**Exercise aim:**
Print the records word for word, starting at the line that contains "x-axis: 101 102" and continuing through the end of the records. Output nothing else.

**Provided material:**
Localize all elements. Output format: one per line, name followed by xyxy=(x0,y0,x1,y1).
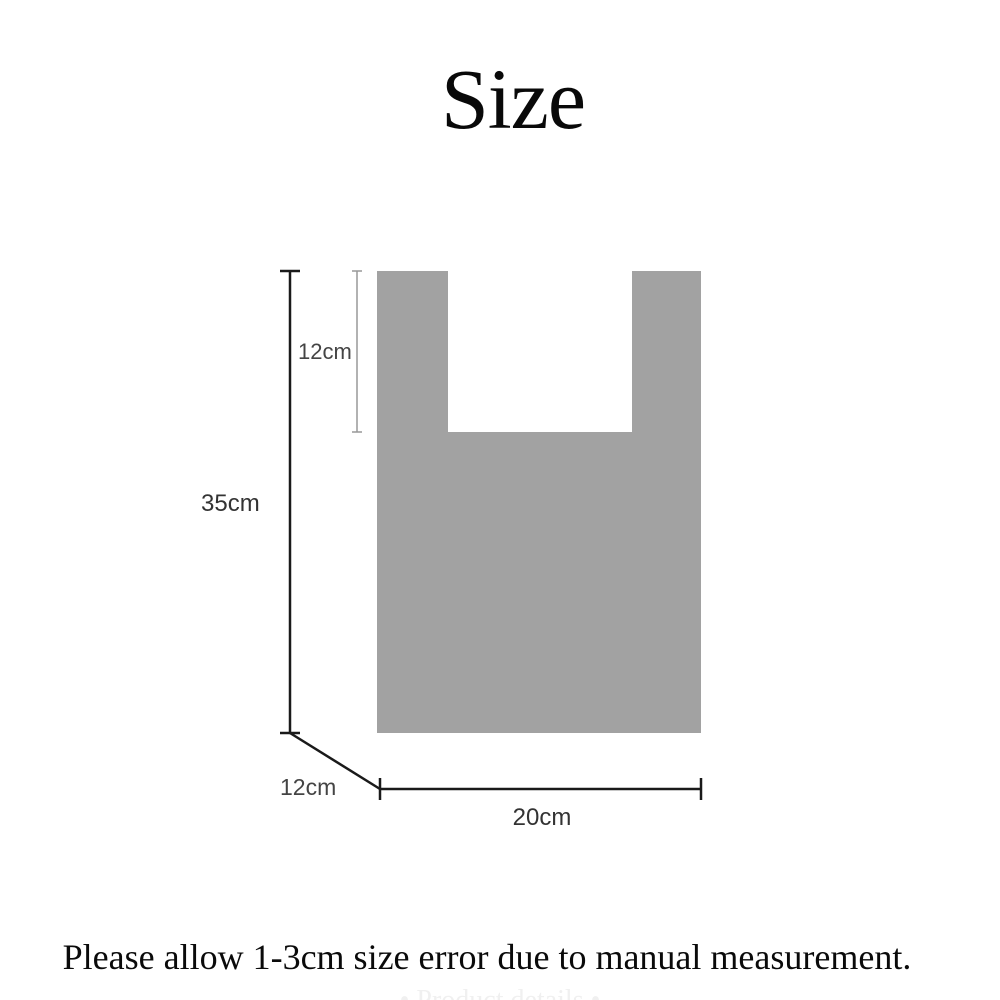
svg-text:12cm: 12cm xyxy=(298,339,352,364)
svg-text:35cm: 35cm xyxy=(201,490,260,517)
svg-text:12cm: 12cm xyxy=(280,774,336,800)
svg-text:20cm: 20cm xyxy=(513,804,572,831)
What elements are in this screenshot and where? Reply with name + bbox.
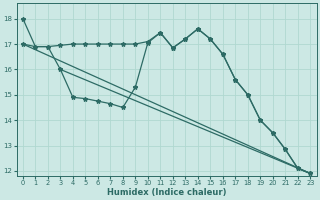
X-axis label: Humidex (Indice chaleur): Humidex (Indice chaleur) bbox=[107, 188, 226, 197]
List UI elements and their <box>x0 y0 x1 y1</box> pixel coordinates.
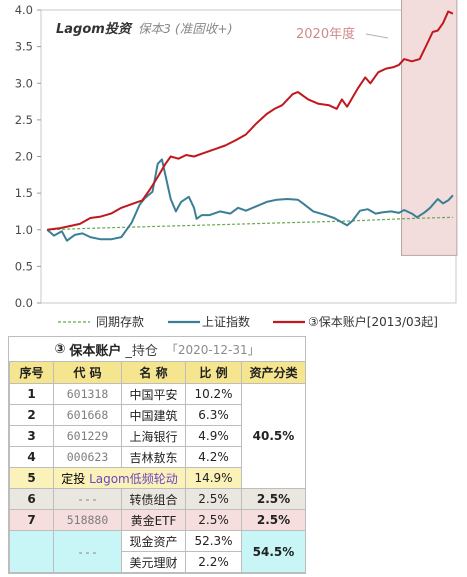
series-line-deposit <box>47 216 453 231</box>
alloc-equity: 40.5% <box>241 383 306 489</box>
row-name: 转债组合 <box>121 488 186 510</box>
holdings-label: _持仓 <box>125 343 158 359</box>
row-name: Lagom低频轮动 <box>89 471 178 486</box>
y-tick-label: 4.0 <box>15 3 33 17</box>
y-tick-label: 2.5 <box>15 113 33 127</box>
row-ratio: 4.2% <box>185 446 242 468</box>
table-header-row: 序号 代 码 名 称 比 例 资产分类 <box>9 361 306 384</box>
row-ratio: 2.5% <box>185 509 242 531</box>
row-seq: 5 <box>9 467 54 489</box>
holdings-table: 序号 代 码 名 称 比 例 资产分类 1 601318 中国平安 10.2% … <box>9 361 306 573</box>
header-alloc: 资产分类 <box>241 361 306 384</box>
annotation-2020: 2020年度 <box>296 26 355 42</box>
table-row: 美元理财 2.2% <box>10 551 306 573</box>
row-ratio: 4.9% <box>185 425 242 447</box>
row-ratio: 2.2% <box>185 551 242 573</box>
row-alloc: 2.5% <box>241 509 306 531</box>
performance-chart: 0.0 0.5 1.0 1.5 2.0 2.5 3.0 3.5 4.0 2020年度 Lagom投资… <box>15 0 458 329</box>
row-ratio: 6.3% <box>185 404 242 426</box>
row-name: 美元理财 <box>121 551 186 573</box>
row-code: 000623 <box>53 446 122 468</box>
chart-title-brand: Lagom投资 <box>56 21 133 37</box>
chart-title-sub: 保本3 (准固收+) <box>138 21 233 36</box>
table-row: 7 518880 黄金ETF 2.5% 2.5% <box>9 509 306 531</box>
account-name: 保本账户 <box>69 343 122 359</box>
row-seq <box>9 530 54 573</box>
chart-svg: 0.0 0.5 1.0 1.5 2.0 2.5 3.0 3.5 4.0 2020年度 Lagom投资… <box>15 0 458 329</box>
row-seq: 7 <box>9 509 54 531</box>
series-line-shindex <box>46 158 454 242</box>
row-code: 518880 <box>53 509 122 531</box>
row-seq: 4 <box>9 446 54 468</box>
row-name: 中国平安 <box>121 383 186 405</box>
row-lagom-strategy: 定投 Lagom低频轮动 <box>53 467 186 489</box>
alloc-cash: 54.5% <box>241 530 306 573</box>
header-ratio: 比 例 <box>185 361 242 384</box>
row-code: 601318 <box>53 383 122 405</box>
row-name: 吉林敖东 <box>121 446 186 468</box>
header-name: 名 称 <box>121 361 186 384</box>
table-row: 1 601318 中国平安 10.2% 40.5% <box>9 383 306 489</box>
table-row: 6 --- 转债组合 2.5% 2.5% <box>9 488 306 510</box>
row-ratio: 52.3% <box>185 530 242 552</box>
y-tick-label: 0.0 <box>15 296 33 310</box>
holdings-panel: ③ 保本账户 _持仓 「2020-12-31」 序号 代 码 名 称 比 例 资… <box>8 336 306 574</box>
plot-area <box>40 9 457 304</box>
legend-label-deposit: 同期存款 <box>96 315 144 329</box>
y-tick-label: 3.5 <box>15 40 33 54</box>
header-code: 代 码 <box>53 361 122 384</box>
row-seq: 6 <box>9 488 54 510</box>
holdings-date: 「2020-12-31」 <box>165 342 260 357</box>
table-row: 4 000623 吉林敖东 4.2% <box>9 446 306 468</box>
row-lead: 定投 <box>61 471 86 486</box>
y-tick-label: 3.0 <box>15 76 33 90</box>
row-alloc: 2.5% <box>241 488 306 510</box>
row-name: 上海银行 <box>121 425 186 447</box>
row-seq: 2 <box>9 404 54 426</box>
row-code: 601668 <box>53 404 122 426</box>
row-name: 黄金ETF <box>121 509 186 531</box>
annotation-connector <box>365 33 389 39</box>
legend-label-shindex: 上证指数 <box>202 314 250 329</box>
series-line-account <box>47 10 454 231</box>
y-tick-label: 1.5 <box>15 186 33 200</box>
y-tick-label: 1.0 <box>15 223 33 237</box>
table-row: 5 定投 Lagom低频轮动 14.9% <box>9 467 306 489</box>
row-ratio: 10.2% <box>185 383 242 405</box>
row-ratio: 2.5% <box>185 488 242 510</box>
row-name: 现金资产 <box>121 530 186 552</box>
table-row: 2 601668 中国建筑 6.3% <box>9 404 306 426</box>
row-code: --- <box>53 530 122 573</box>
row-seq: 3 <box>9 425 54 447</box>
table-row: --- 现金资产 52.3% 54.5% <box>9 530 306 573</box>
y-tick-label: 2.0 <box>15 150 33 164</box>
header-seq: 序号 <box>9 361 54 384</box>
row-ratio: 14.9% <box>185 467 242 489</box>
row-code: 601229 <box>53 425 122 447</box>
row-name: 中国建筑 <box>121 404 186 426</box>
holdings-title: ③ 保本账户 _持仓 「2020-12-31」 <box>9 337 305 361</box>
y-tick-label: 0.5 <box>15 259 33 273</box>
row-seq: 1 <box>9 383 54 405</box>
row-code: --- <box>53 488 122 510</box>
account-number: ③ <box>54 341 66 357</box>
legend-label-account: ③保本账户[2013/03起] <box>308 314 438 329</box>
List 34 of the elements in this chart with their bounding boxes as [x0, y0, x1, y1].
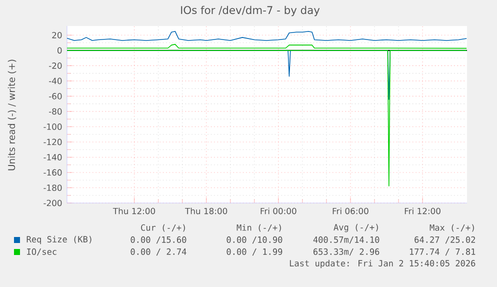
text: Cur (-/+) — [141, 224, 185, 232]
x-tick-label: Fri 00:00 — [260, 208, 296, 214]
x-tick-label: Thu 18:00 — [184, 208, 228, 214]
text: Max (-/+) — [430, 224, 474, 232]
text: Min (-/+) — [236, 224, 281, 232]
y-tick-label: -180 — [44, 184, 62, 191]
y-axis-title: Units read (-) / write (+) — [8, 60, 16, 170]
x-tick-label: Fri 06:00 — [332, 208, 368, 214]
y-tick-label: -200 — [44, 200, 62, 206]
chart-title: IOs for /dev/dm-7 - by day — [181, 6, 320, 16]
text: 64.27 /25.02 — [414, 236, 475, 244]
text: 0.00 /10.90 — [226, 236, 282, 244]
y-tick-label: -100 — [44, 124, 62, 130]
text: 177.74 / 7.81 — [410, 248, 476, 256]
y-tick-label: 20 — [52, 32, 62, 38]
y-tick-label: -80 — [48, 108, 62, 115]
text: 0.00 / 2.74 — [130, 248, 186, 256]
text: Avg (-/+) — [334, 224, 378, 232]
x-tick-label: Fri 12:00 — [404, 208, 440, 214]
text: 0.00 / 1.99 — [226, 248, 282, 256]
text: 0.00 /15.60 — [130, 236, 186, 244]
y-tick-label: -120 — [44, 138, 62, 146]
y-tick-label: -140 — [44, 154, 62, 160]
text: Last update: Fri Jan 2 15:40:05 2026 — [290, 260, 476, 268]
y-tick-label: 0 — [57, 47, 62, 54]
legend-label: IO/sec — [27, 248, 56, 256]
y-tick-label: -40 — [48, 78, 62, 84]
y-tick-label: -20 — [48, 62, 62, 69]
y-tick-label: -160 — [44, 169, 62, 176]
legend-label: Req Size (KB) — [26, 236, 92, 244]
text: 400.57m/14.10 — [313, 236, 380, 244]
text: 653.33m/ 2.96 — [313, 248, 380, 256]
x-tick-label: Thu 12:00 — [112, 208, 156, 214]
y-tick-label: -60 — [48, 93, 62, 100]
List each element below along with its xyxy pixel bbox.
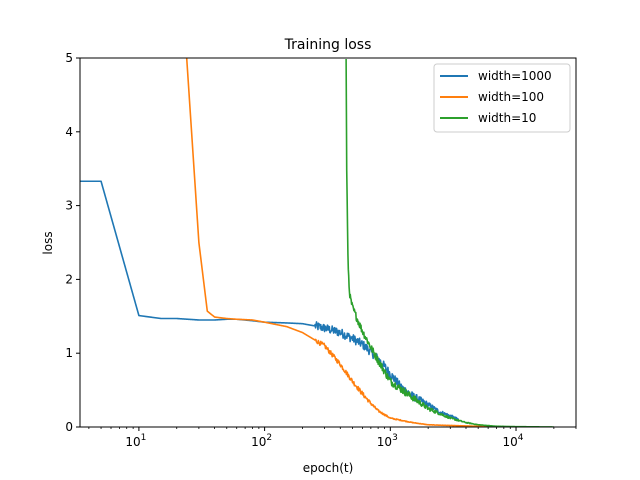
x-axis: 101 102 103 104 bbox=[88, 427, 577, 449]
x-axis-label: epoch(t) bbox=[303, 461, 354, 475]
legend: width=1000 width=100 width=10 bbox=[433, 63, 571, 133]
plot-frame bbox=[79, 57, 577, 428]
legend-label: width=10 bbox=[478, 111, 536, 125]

**Reply:**
x-axis: 101 102 103 104 bbox=[88, 427, 577, 449]
x-axis-label: epoch(t) bbox=[303, 461, 354, 475]
legend: width=1000 width=100 width=10 bbox=[433, 63, 571, 133]
plot-frame bbox=[79, 57, 577, 428]
legend-label: width=10 bbox=[478, 111, 536, 125]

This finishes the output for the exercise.